Stored data entries
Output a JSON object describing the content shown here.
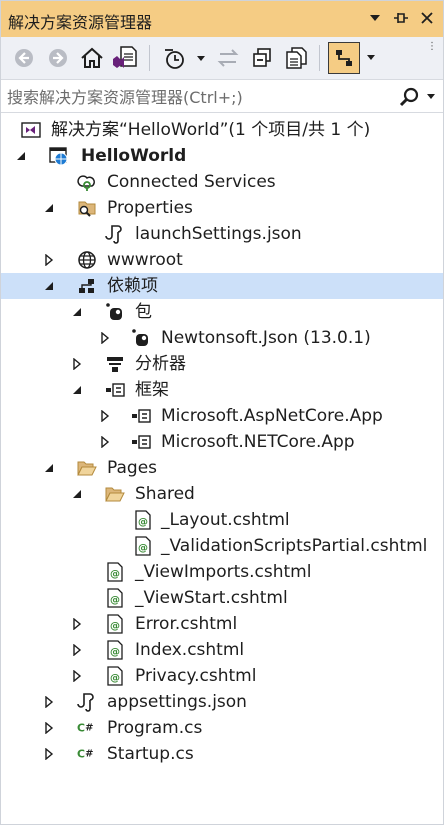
{
  "window": {
    "title": "解决方案资源管理器"
  },
  "search": {
    "placeholder": "搜索解决方案资源管理器(Ctrl+;)"
  },
  "colors": {
    "title_bar": "#f5cc84",
    "toolbar": "#eef0f5",
    "selection": "#cce0f9",
    "accent_purple": "#68217a",
    "accent_green": "#388a34",
    "folder": "#dcb67a"
  },
  "tree": {
    "solution": "解决方案“HelloWorld”(1 个项目/共 1 个)",
    "project": "HelloWorld",
    "connected_services": "Connected Services",
    "properties": "Properties",
    "launch_settings": "launchSettings.json",
    "wwwroot": "wwwroot",
    "dependencies": "依赖项",
    "packages": "包",
    "newtonsoft": "Newtonsoft.Json (13.0.1)",
    "analyzers": "分析器",
    "frameworks": "框架",
    "aspnetcore_app": "Microsoft.AspNetCore.App",
    "netcore_app": "Microsoft.NETCore.App",
    "pages": "Pages",
    "shared": "Shared",
    "layout": "_Layout.cshtml",
    "validation": "_ValidationScriptsPartial.cshtml",
    "viewimports": "_ViewImports.cshtml",
    "viewstart": "_ViewStart.cshtml",
    "error": "Error.cshtml",
    "index": "Index.cshtml",
    "privacy": "Privacy.cshtml",
    "appsettings": "appsettings.json",
    "program": "Program.cs",
    "startup": "Startup.cs"
  }
}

**Instructions for the task**
Count how many lines hold the string "cshtml" and give that number alone.

**Exercise result**
7